_Task statement_
Copy word for word the passage of the book review below that begins with the words containing "Phew. What a" and ends with "a Garden City.".

Phew. What a relief.
See also Will Ebbsfleet be a Garden City a New Town or an overblown Housing Estate?
Jason Pomeroy The Skycourt and Skygarden: Greening the urban habitat Routledge 2013 ISBN-13: 978-0415636995
Jason Pomeroy studied architecture in England and now leads a design studio in Singapore. He has a special interst in above-ground greenspace and Singapore is a world-leading city in this respect: it is rich; it is very well run; it sees itself as a Garden City.
Over half the book is a really useful set of case studies, wisely categorized as Completed, Under Construction and On the Drawing Board. I am as full of admiration for the architects and clients who launched these projects as for the author who assembled and analyzed the details. Some, like the Marina Bay Sands Hotel in Singapore, look as good as the design drawings promised. Others show lush vegetation on the drawings and less vegetation on the photographs. The plants may grow – or they may be removed, because much of it is on balconies and residents like glazing such spaces to create extra indoor accommodation. This is common practice in China, South Korea and elsewhere.
The author’s definitions on page 41 are:
- Rooftop garden: ‘a landscaped environment built on the roof’
- Skygarden: ‘an open or enclosed landscaped open space that can be dispersed through the higher levels of the urban habitat or tall building’
- Skycourt: an enclosure ‘created by the void space being bordered by other buildings within the immediate urban context, or formed by its own internal facades’.
One can hardly expect satisfactory names and definitions for a new spatial typology – and I am unhappy with the above definitions. They use the verb ‘landscaped’ to mean ‘planted’, which is incorrect, while the author makes no reference to the involvement of landscape architects with the design of above-ground space. It is not enough for a space to be planted: each space should be well-planned and well-designed to fit its intended social use. Some of the spaces described as skycourts are what I would call balconies. Others are fashionably weird bites taken out of buildings which have many floors below and many above. In London, spaces like this are cold, windswept and unpleasant. In Madrid’s hot summers the Mirador ‘skycourt’ may be pleasant; in its cold winters the bites must be grim. In Singapore’s hot sticky climate the bites may be shady, breezy and delightful. But they will also require artificial irrigation. One needs to be skeptical about ‘green’ buildings: they can be ‘green’ in the sense of ‘vegetated’ without being ‘green’ in the sense of ‘sustainable’ – like Patrick Blanc’s green living walls. The design of every building should respond to the genius of every place.
In the absence of good evidence we should have no more trust in architects’ claims for buildings being sustainable than we have in politicians who describe their policies as ‘sustainable’. The technical term for both is ‘greenwash‘. For some of the Future Vision projects in Chapter 2 (see examples above) the technical term is ‘hogwash’. This is Greenwash-Hogwash Architecture (GHA)and I wish Pomeroy had been more critical of it. We are not going to get good green buildings (‘landscape architecture’, as we might call it) without thoughtful analysis of what is good and what is bad and what is awful.
Two real strength of Pomeroy’s book are his analytical diagrams and his systematic charting of the characteristics of above ground greenspace. City planners and urban designers should certainly be analytical and everyone who wants greener cities must read page 69. I won’t spill the details but it explains the legislative and financial principle which has encouraged Singapore’s architects to go green. It’s wonderful.

_Supplied information_
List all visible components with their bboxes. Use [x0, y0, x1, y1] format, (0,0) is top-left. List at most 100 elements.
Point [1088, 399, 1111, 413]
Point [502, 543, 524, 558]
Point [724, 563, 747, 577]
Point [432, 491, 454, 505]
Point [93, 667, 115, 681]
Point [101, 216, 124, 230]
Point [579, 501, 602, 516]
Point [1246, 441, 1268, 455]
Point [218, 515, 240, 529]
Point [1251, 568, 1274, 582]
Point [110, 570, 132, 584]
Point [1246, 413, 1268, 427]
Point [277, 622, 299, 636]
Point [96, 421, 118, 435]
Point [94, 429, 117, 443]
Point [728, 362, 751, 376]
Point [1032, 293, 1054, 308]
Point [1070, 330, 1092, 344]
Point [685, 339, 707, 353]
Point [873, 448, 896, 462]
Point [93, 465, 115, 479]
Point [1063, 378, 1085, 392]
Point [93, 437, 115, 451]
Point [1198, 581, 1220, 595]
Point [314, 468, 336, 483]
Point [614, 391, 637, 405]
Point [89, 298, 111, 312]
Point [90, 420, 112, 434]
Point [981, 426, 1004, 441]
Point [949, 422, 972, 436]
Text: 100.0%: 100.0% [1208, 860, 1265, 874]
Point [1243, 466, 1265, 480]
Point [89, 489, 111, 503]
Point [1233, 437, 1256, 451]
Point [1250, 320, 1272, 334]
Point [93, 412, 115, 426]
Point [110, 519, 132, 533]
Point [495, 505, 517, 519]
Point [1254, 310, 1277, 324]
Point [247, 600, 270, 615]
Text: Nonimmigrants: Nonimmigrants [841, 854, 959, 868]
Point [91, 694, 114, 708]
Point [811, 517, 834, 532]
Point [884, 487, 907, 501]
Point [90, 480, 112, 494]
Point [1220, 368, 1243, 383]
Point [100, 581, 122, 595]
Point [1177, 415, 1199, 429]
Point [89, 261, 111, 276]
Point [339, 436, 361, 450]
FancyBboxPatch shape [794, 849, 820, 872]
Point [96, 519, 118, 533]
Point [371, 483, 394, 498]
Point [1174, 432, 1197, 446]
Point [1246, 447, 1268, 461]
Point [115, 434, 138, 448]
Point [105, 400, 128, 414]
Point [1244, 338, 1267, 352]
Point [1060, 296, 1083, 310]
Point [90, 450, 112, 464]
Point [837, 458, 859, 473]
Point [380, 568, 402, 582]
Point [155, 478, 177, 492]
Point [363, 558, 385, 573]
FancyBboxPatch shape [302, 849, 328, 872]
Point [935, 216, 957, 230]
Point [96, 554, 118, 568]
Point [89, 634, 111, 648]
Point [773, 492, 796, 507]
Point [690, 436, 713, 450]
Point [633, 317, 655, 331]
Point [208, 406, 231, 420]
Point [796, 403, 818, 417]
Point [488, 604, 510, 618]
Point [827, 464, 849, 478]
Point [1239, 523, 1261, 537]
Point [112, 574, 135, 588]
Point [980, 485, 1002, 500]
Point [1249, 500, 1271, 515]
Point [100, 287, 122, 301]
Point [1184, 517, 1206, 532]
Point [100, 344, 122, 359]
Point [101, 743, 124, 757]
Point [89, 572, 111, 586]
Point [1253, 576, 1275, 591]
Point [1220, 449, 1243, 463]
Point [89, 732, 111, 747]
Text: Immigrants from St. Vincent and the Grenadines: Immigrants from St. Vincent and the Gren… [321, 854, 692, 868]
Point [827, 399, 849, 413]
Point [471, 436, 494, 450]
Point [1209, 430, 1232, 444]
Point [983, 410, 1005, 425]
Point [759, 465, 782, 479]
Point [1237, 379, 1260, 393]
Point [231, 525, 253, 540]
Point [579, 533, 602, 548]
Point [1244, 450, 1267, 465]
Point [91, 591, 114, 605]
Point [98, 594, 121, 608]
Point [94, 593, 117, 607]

_Result of the task_
Phew. What a relief.
See also Will Ebbsfleet be a Garden City a New Town or an overblown Housing Estate?
Jason Pomeroy The Skycourt and Skygarden: Greening the urban habitat Routledge 2013 ISBN-13: 978-0415636995
Jason Pomeroy studied architecture in England and now leads a design studio in Singapore. He has a special interst in above-ground greenspace and Singapore is a world-leading city in this respect: it is rich; it is very well run; it sees itself as a Garden City.